Copy each line of the entries that contains the word "aniqlanadi".

begin Entries provided

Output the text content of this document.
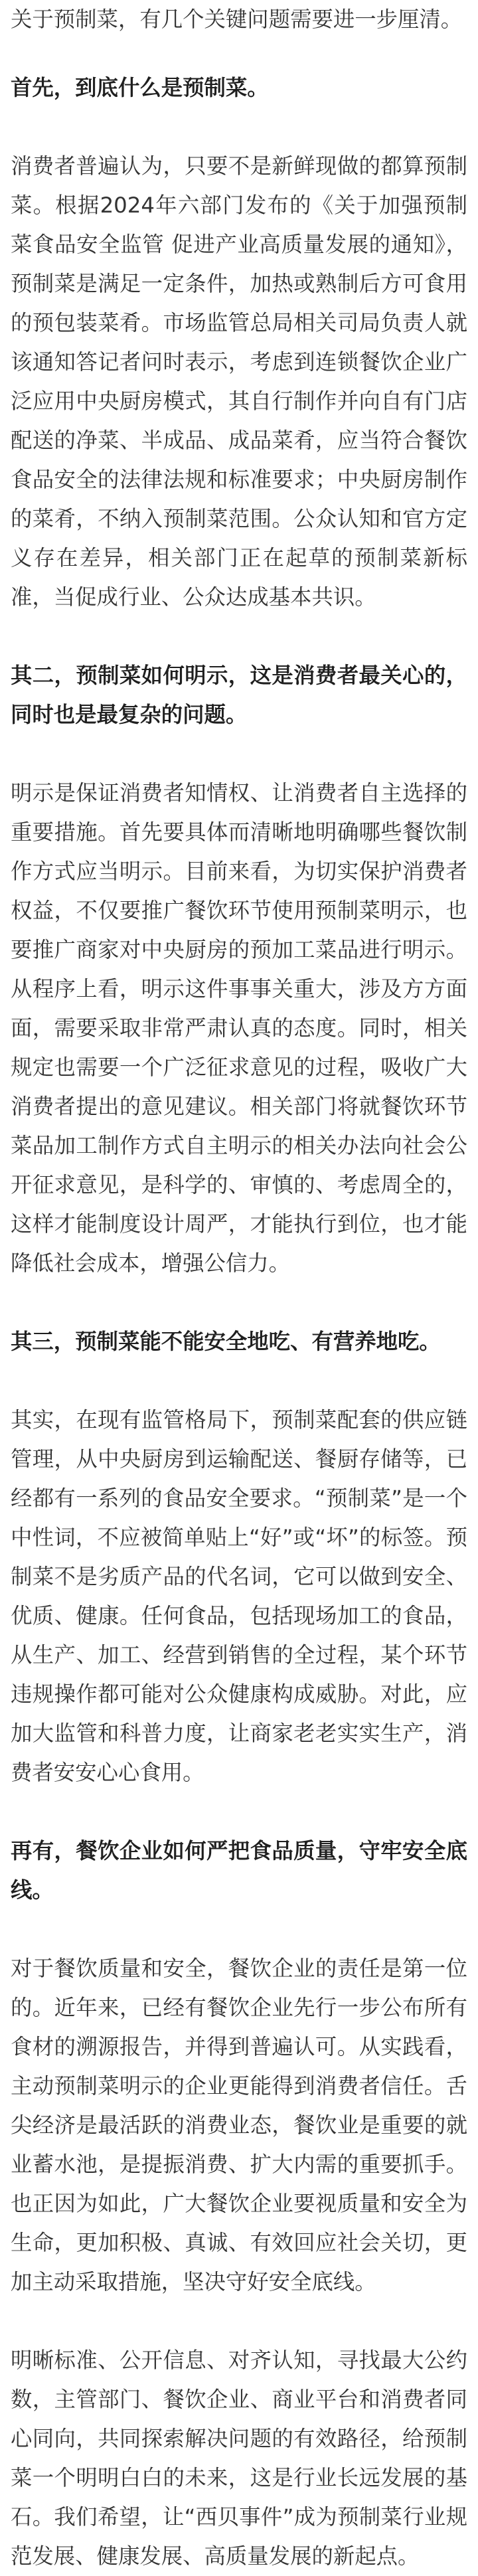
关于预制菜，有几个关键问题需要进一步厘清。

首先，到底什么是预制菜。

消费者普遍认为，只要不是新鲜现做的都算预制菜。根据2024年六部门发布的《关于加强预制菜食品安全监管 促进产业高质量发展的通知》，预制菜是满足一定条件，加热或熟制后方可食用的预包装菜肴。市场监管总局相关司局负责人就该通知答记者问时表示，考虑到连锁餐饮企业广泛应用中央厨房模式，其自行制作并向自有门店配送的净菜、半成品、成品菜肴，应当符合餐饮食品安全的法律法规和标准要求；中央厨房制作的菜肴，不纳入预制菜范围。公众认知和官方定义存在差异，相关部门正在起草的预制菜新标准，当促成行业、公众达成基本共识。

其二，预制菜如何明示，这是消费者最关心的，同时也是最复杂的问题。

明示是保证消费者知情权、让消费者自主选择的重要措施。首先要具体而清晰地明确哪些餐饮制作方式应当明示。目前来看，为切实保护消费者权益，不仅要推广餐饮环节使用预制菜明示，也要推广商家对中央厨房的预加工菜品进行明示。从程序上看，明示这件事事关重大，涉及方方面面，需要采取非常严肃认真的态度。同时，相关规定也需要一个广泛征求意见的过程，吸收广大消费者提出的意见建议。相关部门将就餐饮环节菜品加工制作方式自主明示的相关办法向社会公开征求意见，是科学的、审慎的、考虑周全的，这样才能制度设计周严，才能执行到位，也才能降低社会成本，增强公信力。

其三，预制菜能不能安全地吃、有营养地吃。

其实，在现有监管格局下，预制菜配套的供应链管理，从中央厨房到运输配送、餐厨存储等，已经都有一系列的食品安全要求。“预制菜”是一个中性词，不应被简单贴上“好”或“坏”的标签。预制菜不是劣质产品的代名词，它可以做到安全、优质、健康。任何食品，包括现场加工的食品，从生产、加工、经营到销售的全过程，某个环节违规操作都可能对公众健康构成威胁。对此，应加大监管和科普力度，让商家老老实实生产，消费者安安心心食用。

再有，餐饮企业如何严把食品质量，守牢安全底线。

对于餐饮质量和安全，餐饮企业的责任是第一位的。近年来，已经有餐饮企业先行一步公布所有食材的溯源报告，并得到普遍认可。从实践看，主动预制菜明示的企业更能得到消费者信任。舌尖经济是最活跃的消费业态，餐饮业是重要的就业蓄水池，是提振消费、扩大内需的重要抓手。也正因为如此，广大餐饮企业要视质量和安全为生命，更加积极、真诚、有效回应社会关切，更加主动采取措施，坚决守好安全底线。

明晰标准、公开信息、对齐认知，寻找最大公约数，主管部门、餐饮企业、商业平台和消费者同心同向，共同探索解决问题的有效路径，给预制菜一个明明白白的未来，这是行业长远发展的基石。我们希望，让“西贝事件”成为预制菜行业规范发展、健康发展、高质量发展的新起点。
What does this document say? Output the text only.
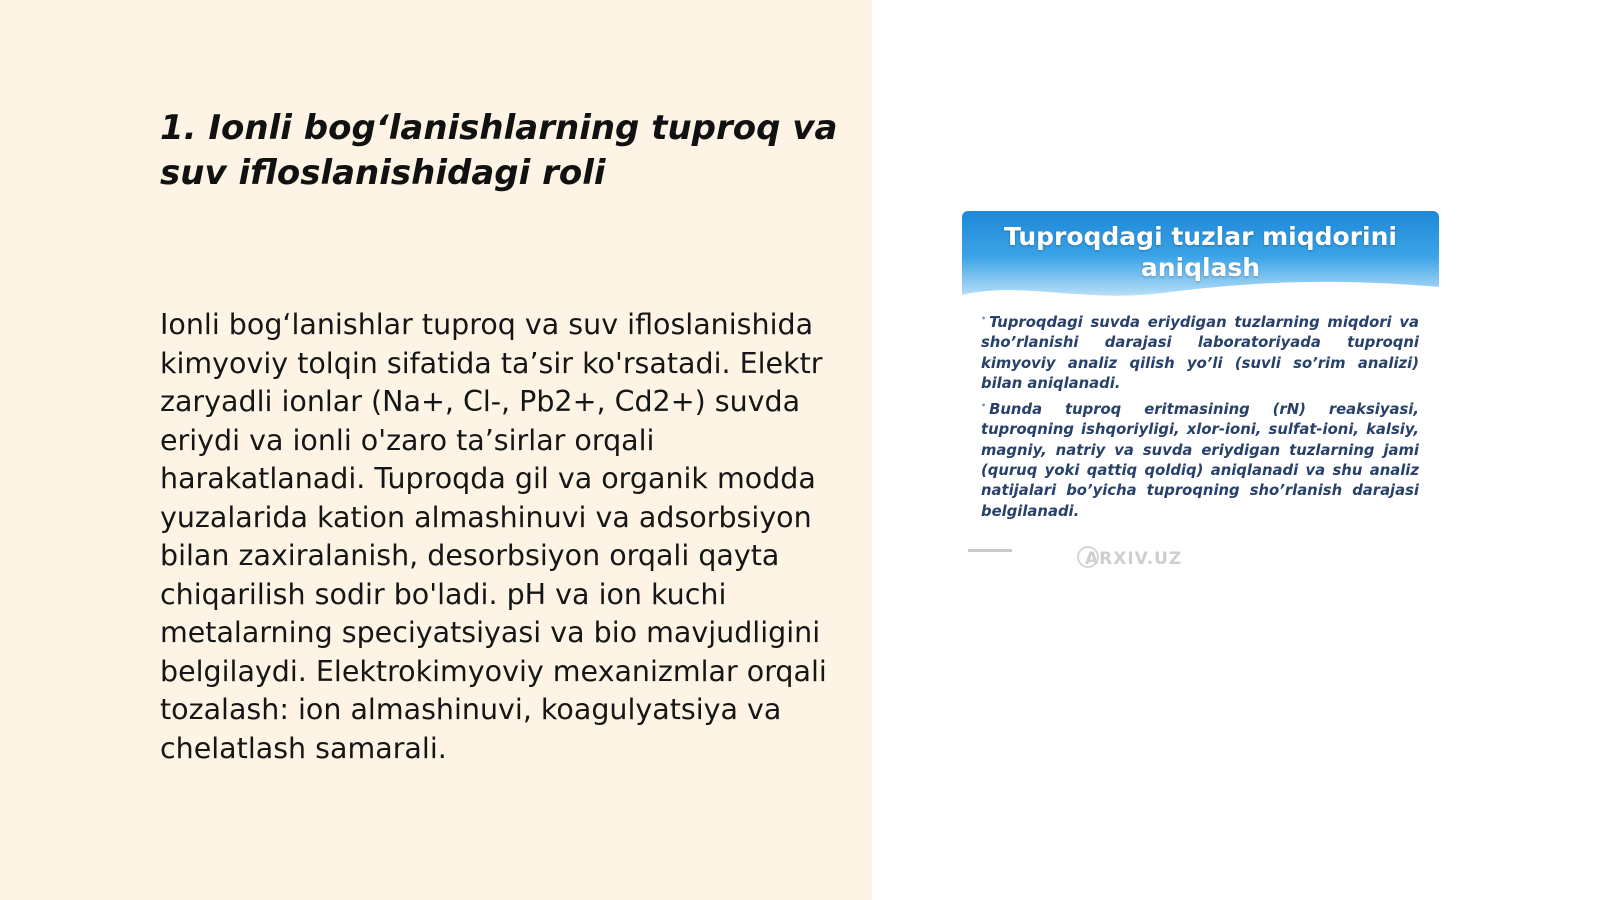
1. Ionli bog‘lanishlarning tuproq va suv ifloslanishidagi roli

Ionli bog‘lanishlar tuproq va suv ifloslanishida kimyoviy tolqin sifatida ta’sir ko'rsatadi. Elektr zaryadli ionlar (Na+, Cl-, Pb2+, Cd2+) suvda eriydi va ionli o'zaro ta’sirlar orqali harakatlanadi. Tuproqda gil va organik modda yuzalarida kation almashinuvi va adsorbsiyon bilan zaxiralanish, desorbsiyon orqali qayta chiqarilish sodir bo'ladi. pH va ion kuchi metalarning speciyatsiyasi va bio mavjudligini belgilaydi. Elektrokimyoviy mexanizmlar orqali tozalash: ion almashinuvi, koagulyatsiya va chelatlash samarali.

Tuproqdagi tuzlar miqdorini aniqlash

• Tuproqdagi suvda eriydigan tuzlarning miqdori va sho’rlanishi darajasi laboratoriyada tuproqni kimyoviy analiz qilish yo’li (suvli so’rim analizi) bilan aniqlanadi.
• Bunda tuproq eritmasining (rN) reaksiyasi, tuproqning ishqoriyligi, xlor-ioni, sulfat-ioni, kalsiy, magniy, natriy va suvda eriydigan tuzlarning jami (quruq yoki qattiq qoldiq) aniqlanadi va shu analiz natijalari bo’yicha tuproqning sho’rlanish darajasi belgilanadi.
ARXIV.UZ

end Entries provided

* Written solution *
• Tuproqdagi suvda eriydigan tuzlarning miqdori va sho’rlanishi darajasi laboratoriyada tuproqni kimyoviy analiz qilish yo’li (suvli so’rim analizi) bilan aniqlanadi.
• Bunda tuproq eritmasining (rN) reaksiyasi, tuproqning ishqoriyligi, xlor-ioni, sulfat-ioni, kalsiy, magniy, natriy va suvda eriydigan tuzlarning jami (quruq yoki qattiq qoldiq) aniqlanadi va shu analiz natijalari bo’yicha tuproqning sho’rlanish darajasi belgilanadi.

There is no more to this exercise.